====== Material for this exercise ======

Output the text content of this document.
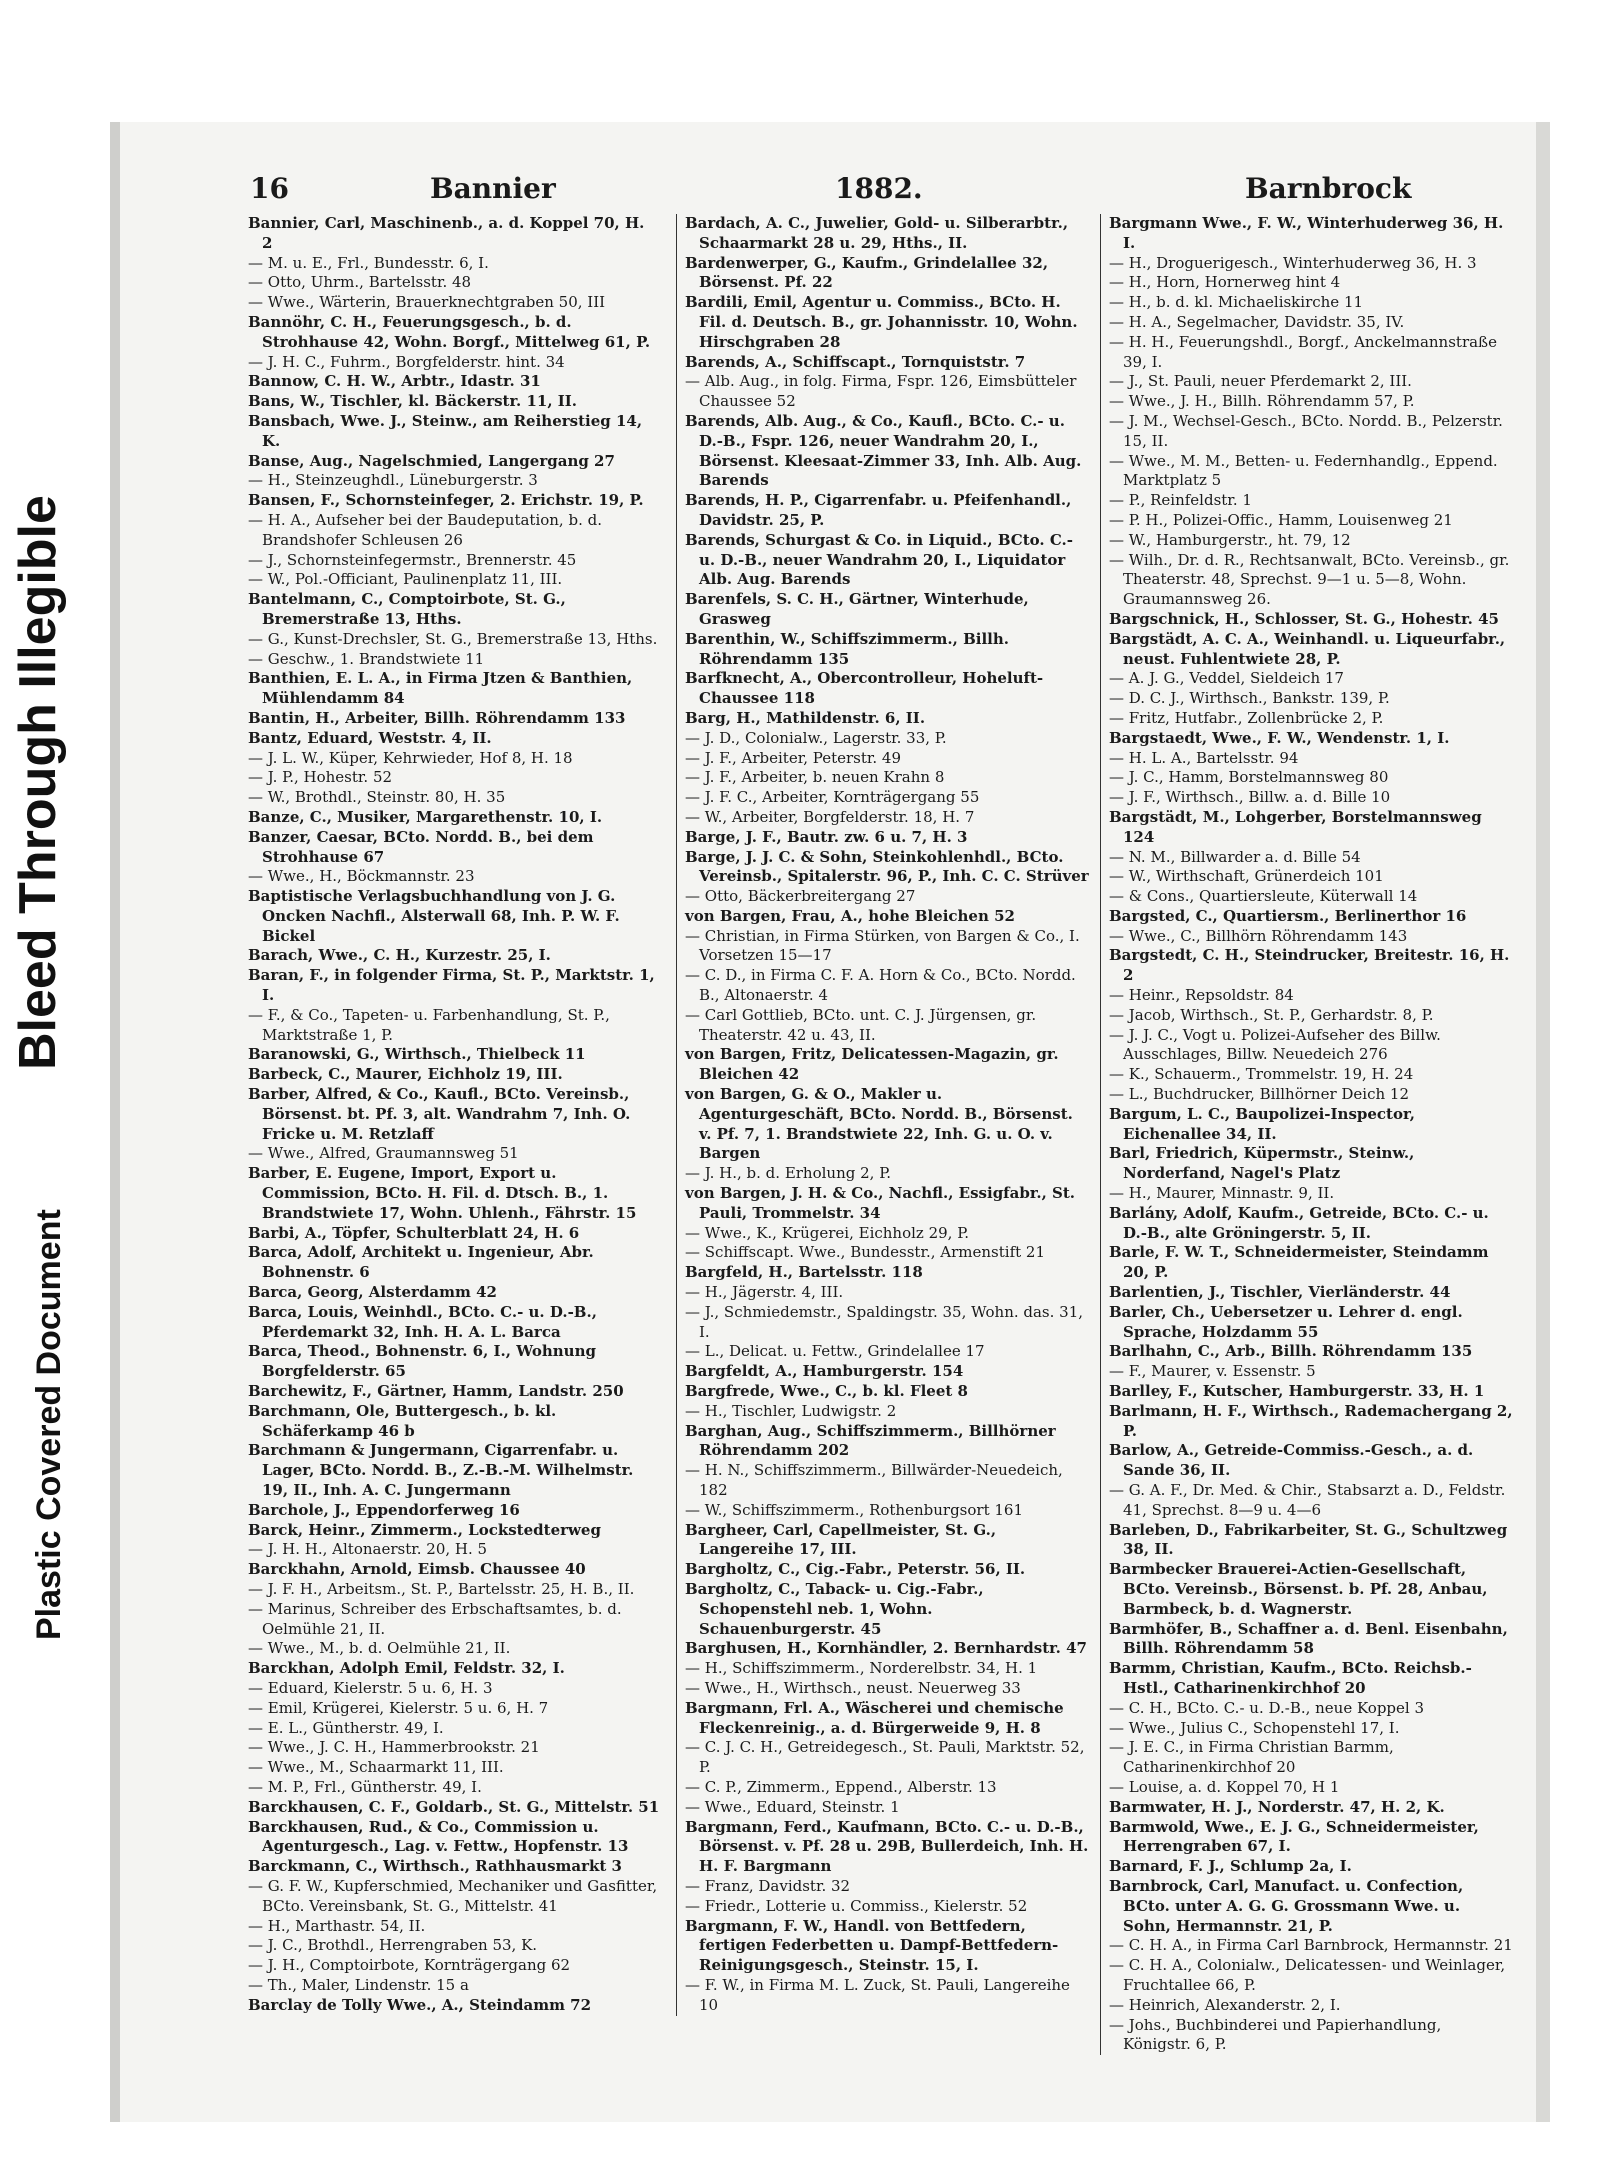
Bleed Through Illegible
Plastic Covered Document
16	Bannier	1882.	Barnbrock

Bannier, Carl, Maschinenb., a. d. Koppel 70, H. 2

— M. u. E., Frl., Bundesstr. 6, I.

— Otto, Uhrm., Bartelsstr. 48

— Wwe., Wärterin, Brauerknechtgraben 50, III

Bannöhr, C. H., Feuerungsgesch., b. d. Strohhause 42, Wohn. Borgf., Mittelweg 61, P.

— J. H. C., Fuhrm., Borgfelderstr. hint. 34

Bannow, C. H. W., Arbtr., Idastr. 31

Bans, W., Tischler, kl. Bäckerstr. 11, II.

Bansbach, Wwe. J., Steinw., am Reiherstieg 14, K.

Banse, Aug., Nagelschmied, Langergang 27

— H., Steinzeughdl., Lüneburgerstr. 3

Bansen, F., Schornsteinfeger, 2. Erichstr. 19, P.

— H. A., Aufseher bei der Baudeputation, b. d. Brandshofer Schleusen 26

— J., Schornsteinfegermstr., Brennerstr. 45

— W., Pol.-Officiant, Paulinenplatz 11, III.

Bantelmann, C., Comptoirbote, St. G., Bremerstraße 13, Hths.

— G., Kunst-Drechsler, St. G., Bremerstraße 13, Hths.

— Geschw., 1. Brandstwiete 11

Banthien, E. L. A., in Firma Jtzen & Banthien, Mühlendamm 84

Bantin, H., Arbeiter, Billh. Röhrendamm 133

Bantz, Eduard, Weststr. 4, II.

— J. L. W., Küper, Kehrwieder, Hof 8, H. 18

— J. P., Hohestr. 52

— W., Brothdl., Steinstr. 80, H. 35

Banze, C., Musiker, Margarethenstr. 10, I.

Banzer, Caesar, BCto. Nordd. B., bei dem Strohhause 67

— Wwe., H., Böckmannstr. 23

Baptistische Verlagsbuchhandlung von J. G. Oncken Nachfl., Alsterwall 68, Inh. P. W. F. Bickel

Barach, Wwe., C. H., Kurzestr. 25, I.

Baran, F., in folgender Firma, St. P., Marktstr. 1, I.

— F., & Co., Tapeten- u. Farbenhandlung, St. P., Marktstraße 1, P.

Baranowski, G., Wirthsch., Thielbeck 11

Barbeck, C., Maurer, Eichholz 19, III.

Barber, Alfred, & Co., Kaufl., BCto. Vereinsb., Börsenst. bt. Pf. 3, alt. Wandrahm 7, Inh. O. Fricke u. M. Retzlaff

— Wwe., Alfred, Graumannsweg 51

Barber, E. Eugene, Import, Export u. Commission, BCto. H. Fil. d. Dtsch. B., 1. Brandstwiete 17, Wohn. Uhlenh., Fährstr. 15

Barbi, A., Töpfer, Schulterblatt 24, H. 6

Barca, Adolf, Architekt u. Ingenieur, Abr. Bohnenstr. 6

Barca, Georg, Alsterdamm 42

Barca, Louis, Weinhdl., BCto. C.- u. D.-B., Pferdemarkt 32, Inh. H. A. L. Barca

Barca, Theod., Bohnenstr. 6, I., Wohnung Borgfelderstr. 65

Barchewitz, F., Gärtner, Hamm, Landstr. 250

Barchmann, Ole, Buttergesch., b. kl. Schäferkamp 46 b

Barchmann & Jungermann, Cigarrenfabr. u. Lager, BCto. Nordd. B., Z.-B.-M. Wilhelmstr. 19, II., Inh. A. C. Jungermann

Barchole, J., Eppendorferweg 16

Barck, Heinr., Zimmerm., Lockstedterweg

— J. H. H., Altonaerstr. 20, H. 5

Barckhahn, Arnold, Eimsb. Chaussee 40

— J. F. H., Arbeitsm., St. P., Bartelsstr. 25, H. B., II.

— Marinus, Schreiber des Erbschaftsamtes, b. d. Oelmühle 21, II.

— Wwe., M., b. d. Oelmühle 21, II.

Barckhan, Adolph Emil, Feldstr. 32, I.

— Eduard, Kielerstr. 5 u. 6, H. 3

— Emil, Krügerei, Kielerstr. 5 u. 6, H. 7

— E. L., Güntherstr. 49, I.

— Wwe., J. C. H., Hammerbrookstr. 21

— Wwe., M., Schaarmarkt 11, III.

— M. P., Frl., Güntherstr. 49, I.

Barckhausen, C. F., Goldarb., St. G., Mittelstr. 51

Barckhausen, Rud., & Co., Commission u. Agenturgesch., Lag. v. Fettw., Hopfenstr. 13

Barckmann, C., Wirthsch., Rathhausmarkt 3

— G. F. W., Kupferschmied, Mechaniker und Gasfitter, BCto. Vereinsbank, St. G., Mittelstr. 41

— H., Marthastr. 54, II.

— J. C., Brothdl., Herrengraben 53, K.

— J. H., Comptoirbote, Kornträgergang 62

— Th., Maler, Lindenstr. 15 a

Barclay de Tolly Wwe., A., Steindamm 72

Bardach, A. C., Juwelier, Gold- u. Silberarbtr., Schaarmarkt 28 u. 29, Hths., II.

Bardenwerper, G., Kaufm., Grindelallee 32, Börsenst. Pf. 22

Bardili, Emil, Agentur u. Commiss., BCto. H. Fil. d. Deutsch. B., gr. Johannisstr. 10, Wohn. Hirschgraben 28

Barends, A., Schiffscapt., Tornquiststr. 7

— Alb. Aug., in folg. Firma, Fspr. 126, Eimsbütteler Chaussee 52

Barends, Alb. Aug., & Co., Kaufl., BCto. C.- u. D.-B., Fspr. 126, neuer Wandrahm 20, I., Börsenst. Kleesaat-Zimmer 33, Inh. Alb. Aug. Barends

Barends, H. P., Cigarrenfabr. u. Pfeifenhandl., Davidstr. 25, P.

Barends, Schurgast & Co. in Liquid., BCto. C.- u. D.-B., neuer Wandrahm 20, I., Liquidator Alb. Aug. Barends

Barenfels, S. C. H., Gärtner, Winterhude, Grasweg

Barenthin, W., Schiffszimmerm., Billh. Röhrendamm 135

Barfknecht, A., Obercontrolleur, Hoheluft-Chaussee 118

Barg, H., Mathildenstr. 6, II.

— J. D., Colonialw., Lagerstr. 33, P.

— J. F., Arbeiter, Peterstr. 49

— J. F., Arbeiter, b. neuen Krahn 8

— J. F. C., Arbeiter, Kornträgergang 55

— W., Arbeiter, Borgfelderstr. 18, H. 7

Barge, J. F., Bautr. zw. 6 u. 7, H. 3

Barge, J. J. C. & Sohn, Steinkohlenhdl., BCto. Vereinsb., Spitalerstr. 96, P., Inh. C. C. Strüver

— Otto, Bäckerbreitergang 27

von Bargen, Frau, A., hohe Bleichen 52

— Christian, in Firma Stürken, von Bargen & Co., I. Vorsetzen 15—17

— C. D., in Firma C. F. A. Horn & Co., BCto. Nordd. B., Altonaerstr. 4

— Carl Gottlieb, BCto. unt. C. J. Jürgensen, gr. Theaterstr. 42 u. 43, II.

von Bargen, Fritz, Delicatessen-Magazin, gr. Bleichen 42

von Bargen, G. & O., Makler u. Agenturgeschäft, BCto. Nordd. B., Börsenst. v. Pf. 7, 1. Brandstwiete 22, Inh. G. u. O. v. Bargen

— J. H., b. d. Erholung 2, P.

von Bargen, J. H. & Co., Nachfl., Essigfabr., St. Pauli, Trommelstr. 34

— Wwe., K., Krügerei, Eichholz 29, P.

— Schiffscapt. Wwe., Bundesstr., Armenstift 21

Bargfeld, H., Bartelsstr. 118

— H., Jägerstr. 4, III.

— J., Schmiedemstr., Spaldingstr. 35, Wohn. das. 31, I.

— L., Delicat. u. Fettw., Grindelallee 17

Bargfeldt, A., Hamburgerstr. 154

Bargfrede, Wwe., C., b. kl. Fleet 8

— H., Tischler, Ludwigstr. 2

Barghan, Aug., Schiffszimmerm., Billhörner Röhrendamm 202

— H. N., Schiffszimmerm., Billwärder-Neuedeich, 182

— W., Schiffszimmerm., Rothenburgsort 161

Bargheer, Carl, Capellmeister, St. G., Langereihe 17, III.

Bargholtz, C., Cig.-Fabr., Peterstr. 56, II.

Bargholtz, C., Taback- u. Cig.-Fabr., Schopenstehl neb. 1, Wohn. Schauenburgerstr. 45

Barghusen, H., Kornhändler, 2. Bernhardstr. 47

— H., Schiffszimmerm., Norderelbstr. 34, H. 1

— Wwe., H., Wirthsch., neust. Neuerweg 33

Bargmann, Frl. A., Wäscherei und chemische Fleckenreinig., a. d. Bürgerweide 9, H. 8

— C. J. C. H., Getreidegesch., St. Pauli, Marktstr. 52, P.

— C. P., Zimmerm., Eppend., Alberstr. 13

— Wwe., Eduard, Steinstr. 1

Bargmann, Ferd., Kaufmann, BCto. C.- u. D.-B., Börsenst. v. Pf. 28 u. 29B, Bullerdeich, Inh. H. H. F. Bargmann

— Franz, Davidstr. 32

— Friedr., Lotterie u. Commiss., Kielerstr. 52

Bargmann, F. W., Handl. von Bettfedern, fertigen Federbetten u. Dampf-Bettfedern-Reinigungsgesch., Steinstr. 15, I.

— F. W., in Firma M. L. Zuck, St. Pauli, Langereihe 10

Bargmann Wwe., F. W., Winterhuderweg 36, H. I.

— H., Droguerigesch., Winterhuderweg 36, H. 3

— H., Horn, Hornerweg hint 4

— H., b. d. kl. Michaeliskirche 11

— H. A., Segelmacher, Davidstr. 35, IV.

— H. H., Feuerungshdl., Borgf., Anckelmannstraße 39, I.

— J., St. Pauli, neuer Pferdemarkt 2, III.

— Wwe., J. H., Billh. Röhrendamm 57, P.

— J. M., Wechsel-Gesch., BCto. Nordd. B., Pelzerstr. 15, II.

— Wwe., M. M., Betten- u. Federnhandlg., Eppend. Marktplatz 5

— P., Reinfeldstr. 1

— P. H., Polizei-Offic., Hamm, Louisenweg 21

— W., Hamburgerstr., ht. 79, 12

— Wilh., Dr. d. R., Rechtsanwalt, BCto. Vereinsb., gr. Theaterstr. 48, Sprechst. 9—1 u. 5—8, Wohn. Graumannsweg 26.

Bargschnick, H., Schlosser, St. G., Hohestr. 45

Bargstädt, A. C. A., Weinhandl. u. Liqueurfabr., neust. Fuhlentwiete 28, P.

— A. J. G., Veddel, Sieldeich 17

— D. C. J., Wirthsch., Bankstr. 139, P.

— Fritz, Hutfabr., Zollenbrücke 2, P.

Bargstaedt, Wwe., F. W., Wendenstr. 1, I.

— H. L. A., Bartelsstr. 94

— J. C., Hamm, Borstelmannsweg 80

— J. F., Wirthsch., Billw. a. d. Bille 10

Bargstädt, M., Lohgerber, Borstelmannsweg 124

— N. M., Billwarder a. d. Bille 54

— W., Wirthschaft, Grünerdeich 101

— & Cons., Quartiersleute, Küterwall 14

Bargsted, C., Quartiersm., Berlinerthor 16

— Wwe., C., Billhörn Röhrendamm 143

Bargstedt, C. H., Steindrucker, Breitestr. 16, H. 2

— Heinr., Repsoldstr. 84

— Jacob, Wirthsch., St. P., Gerhardstr. 8, P.

— J. J. C., Vogt u. Polizei-Aufseher des Billw. Ausschlages, Billw. Neuedeich 276

— K., Schauerm., Trommelstr. 19, H. 24

— L., Buchdrucker, Billhörner Deich 12

Bargum, L. C., Baupolizei-Inspector, Eichenallee 34, II.

Barl, Friedrich, Küpermstr., Steinw., Norderfand, Nagel's Platz

— H., Maurer, Minnastr. 9, II.

Barlány, Adolf, Kaufm., Getreide, BCto. C.- u. D.-B., alte Gröningerstr. 5, II.

Barle, F. W. T., Schneidermeister, Steindamm 20, P.

Barlentien, J., Tischler, Vierländerstr. 44

Barler, Ch., Uebersetzer u. Lehrer d. engl. Sprache, Holzdamm 55

Barlhahn, C., Arb., Billh. Röhrendamm 135

— F., Maurer, v. Essenstr. 5

Barlley, F., Kutscher, Hamburgerstr. 33, H. 1

Barlmann, H. F., Wirthsch., Rademachergang 2, P.

Barlow, A., Getreide-Commiss.-Gesch., a. d. Sande 36, II.

— G. A. F., Dr. Med. & Chir., Stabsarzt a. D., Feldstr. 41, Sprechst. 8—9 u. 4—6

Barleben, D., Fabrikarbeiter, St. G., Schultzweg 38, II.

Barmbecker Brauerei-Actien-Gesellschaft, BCto. Vereinsb., Börsenst. b. Pf. 28, Anbau, Barmbeck, b. d. Wagnerstr.

Barmhöfer, B., Schaffner a. d. Benl. Eisenbahn, Billh. Röhrendamm 58

Barmm, Christian, Kaufm., BCto. Reichsb.-Hstl., Catharinenkirchhof 20

— C. H., BCto. C.- u. D.-B., neue Koppel 3

— Wwe., Julius C., Schopenstehl 17, I.

— J. E. C., in Firma Christian Barmm, Catharinenkirchhof 20

— Louise, a. d. Koppel 70, H 1

Barmwater, H. J., Norderstr. 47, H. 2, K.

Barmwold, Wwe., E. J. G., Schneidermeister, Herrengraben 67, I.

Barnard, F. J., Schlump 2a, I.

Barnbrock, Carl, Manufact. u. Confection, BCto. unter A. G. G. Grossmann Wwe. u. Sohn, Hermannstr. 21, P.

— C. H. A., in Firma Carl Barnbrock, Hermannstr. 21

— C. H. A., Colonialw., Delicatessen- und Weinlager, Fruchtallee 66, P.

— Heinrich, Alexanderstr. 2, I.

— Johs., Buchbinderei und Papierhandlung, Königstr. 6, P.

======

**Instruction:**
Above are lines of data; state how many of them contain the word "Güntherstr", with no other output.

**Result of the exercise:**
2